• _GIVEN REQUEST 1_
Substitute "statement-line" for "declaration-line" in the rows from the first one through the line holding "specialty-line: справа, страхування", inclusive, and give those lines back with nothing else changed.

Then, finally, Melanie Lynskey’s Rose got up to tell the story of Charlie’s death and you knew it was going to be a solemn and respectful demise, right? Short version? Charlie and Rose ran off to Paris and were going to get married. She caught him in the shower with another woman. She pushed him in front of a moving Metro car.
“I want you to know that Charlie didn’t suffer. His body just exploded like a balloon full of meat,” Rose said.
Excellent.
The funny and predictable thing is that Charlie Sheen and Charlie Harper became roughly indistinguishable so long ago that it didn’t even feel like the writers were directly referencing anything about Sheen in this vicious and lengthy takedown of Harper. And Charlie Harper’s funeral felt exactly like Charlie Harper’s funeral probably would have felt under any circumstances, whether Sheen’s departure had been entirely amicable or motivated by a Sheen-based tragedy.
What felt gratuitous wasn’t the scurrilous and puerile nature of the funeral proceedings. That’s “Two and a Half Men” and if you expected a reflective meditation on Charlie’s passing, rather than chlamydia jokes and multiple punchlines courtesy of Jake’s flatulence, your expectations were based on a different show reacting to the exit of a different leading man. “Two and a Half Men” was truthful both to its nature and to the nature of Sheen’s implosion.
But good gracious, did the bitterness need to go on for so long?
The funeral, which was barely amusing to begin with, extended back to the beach house and the discovery that although Charlie had left the place to Alan, Evelyn was still trying to sell it, because Charlie had three mortgages and a ton of debt.
John Stamos got huge applause for his surprise cameo, which culminated with the revelation that Charlie Harper had sex with either John Stamos or Uncle Jesse. I’m not sure which.
Then Chuck Lorre trotted out old pals Jenna Elfman and Thomas Gibson in their Dharma and Greg guises to look at the house and ultimately bicker. I’m pretty confident that this was a good representation of what Dharma and Greg would actually have been like if she’d stayed together for another decade. Hotch would have been called in to investigate Greg long enough, I fear. That Greg had issues.

• _GIVEN REQUEST 2_
Pick up the review of the "Two and a Half Men" funeral episode after its last sentence and continue writing it.

• _MATERIAL TO PROCESS_
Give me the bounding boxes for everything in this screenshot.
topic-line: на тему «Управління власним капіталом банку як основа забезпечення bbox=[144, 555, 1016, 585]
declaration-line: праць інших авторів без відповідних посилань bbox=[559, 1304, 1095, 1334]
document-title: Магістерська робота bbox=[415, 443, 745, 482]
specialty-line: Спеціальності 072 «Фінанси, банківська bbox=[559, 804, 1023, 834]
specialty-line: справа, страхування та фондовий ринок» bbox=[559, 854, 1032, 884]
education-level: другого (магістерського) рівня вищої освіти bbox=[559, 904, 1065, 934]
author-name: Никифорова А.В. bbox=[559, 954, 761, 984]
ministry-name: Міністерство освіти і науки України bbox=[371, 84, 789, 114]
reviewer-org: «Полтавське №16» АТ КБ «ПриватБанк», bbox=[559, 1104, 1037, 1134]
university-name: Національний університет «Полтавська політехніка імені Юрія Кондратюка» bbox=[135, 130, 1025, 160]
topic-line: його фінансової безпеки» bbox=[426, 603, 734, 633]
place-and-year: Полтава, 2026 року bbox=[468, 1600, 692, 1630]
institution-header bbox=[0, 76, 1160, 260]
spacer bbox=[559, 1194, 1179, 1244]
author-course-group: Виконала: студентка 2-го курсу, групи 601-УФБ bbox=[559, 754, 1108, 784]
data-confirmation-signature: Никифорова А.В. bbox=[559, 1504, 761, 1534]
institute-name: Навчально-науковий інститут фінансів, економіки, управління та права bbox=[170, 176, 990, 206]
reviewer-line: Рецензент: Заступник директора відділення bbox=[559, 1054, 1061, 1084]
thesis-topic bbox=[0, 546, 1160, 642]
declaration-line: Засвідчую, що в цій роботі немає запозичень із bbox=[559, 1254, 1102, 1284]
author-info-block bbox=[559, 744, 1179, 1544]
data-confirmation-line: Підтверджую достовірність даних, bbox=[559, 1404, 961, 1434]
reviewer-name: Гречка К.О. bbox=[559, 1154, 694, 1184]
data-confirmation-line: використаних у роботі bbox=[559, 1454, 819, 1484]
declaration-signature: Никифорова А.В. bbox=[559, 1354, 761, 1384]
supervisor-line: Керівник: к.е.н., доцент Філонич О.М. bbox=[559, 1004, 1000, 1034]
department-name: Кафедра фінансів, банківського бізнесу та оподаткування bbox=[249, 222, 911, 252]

• _OUTPUT 1_
Give me the bounding boxes for everything in this screenshot.
topic-line: на тему «Управління власним капіталом банку як основа забезпечення bbox=[144, 555, 1016, 585]
statement-line: праць інших авторів без відповідних посилань bbox=[559, 1304, 1095, 1334]
document-title: Магістерська робота bbox=[415, 443, 745, 482]
specialty-line: Спеціальності 072 «Фінанси, банківська bbox=[559, 804, 1023, 834]
specialty-line: справа, страхування та фондовий ринок» bbox=[559, 854, 1032, 884]

• _OUTPUT 2_
[The Dharma and Greg cameo was the only part of the episode which, for me, was worth the amount of secrecy CBS invested in this episode.]
We were half-way through the episode and wallowing deeply in bitterness before Ashton Kutcher’s Penis even made his first appearance arriving in a hail of cremains (delivered by Joel “Fred Rumsen” Murray), which were then DustBusted up to be desecrated another day.
Kutcher’s Penis arrived drenched from a suicide attempt that was truncated because the water was too cold (“I had no idea the water would be that cold. I suppose I could have worn a wet suit, but who tries to commit suicide in a wet suit?”). Cause of the suicide attempt? Deep love for his wife Bridget, who left him.
It certainly wasn’t poverty, since Ashton Kutcher’s Penis — called “Walden Schmidt” on the show — is worth 1.3 billion dollars, stemming from selling something or other to Microsoft stemming from the Zune. Yes, a Zune punchline. And if you don’t have a clue what a Zune is, The CW would tell you to Bing it.
We also know Walden Schmidt isn’t plagued by physical inadequacy, because within minutes he stripped and Alan was forced to gush, “1.3 billion dollars and he’s hung like an elephant.”
[I’m assuming that somebody in the “Two and a Half Men” writers’ room thought that this was a funny transfer of power from one dick to another? Or else it was just a contract stipulation on Kutcher’s part.]
From that point on, Ashton Kutcher’s Penis was the basis for at least four different jokes, while Ashton Kutcher’s Testicles received one punchline apiece. When you’re dealing with fertile terrain like that, you hardly need any additional sources for humor. And none were presented. Walden Schmidt has a threesome with two women he meets at the bar and decides he wants to buy the house, which is fine by Berta and Judith, who are both impressed by Ashton Kutcher’s Penis.
The episode ended with a “To be continued…” Presumably the second part of this episode will explain why, after purchasing the beach house, Walden Schmidt would ever want to or need to see Alan again. Presumably it will also establish the dynamic between Walden and the other characters, unless that dynamic will just continue to be “Rich Guy/ Person Impressed By Rich Guy’s Penis.” Walden brought out exactly the same trademark whininess from Alan that Charlie used to, so that’s a natural, but unless Angus T. Jones is about to fart his way off the show (he isn’t), the continuation will have to be heavily invested in giving Walden and Jake reasons for interaction. I don’t think any real hints were given in this episode regarding what grand revelations are in store.
Was the “Butterfly Effect” star attached to Ashton Kutcher’s Penis all that funny in this episode? Well, no. I laughed at a couple of his line-readings — Ashton Kutcher has always been a fine traditional sitcom star — but after the funeral took more than half of the episode, there wasn’t any time to introduce his whole character beyond one signature appendage.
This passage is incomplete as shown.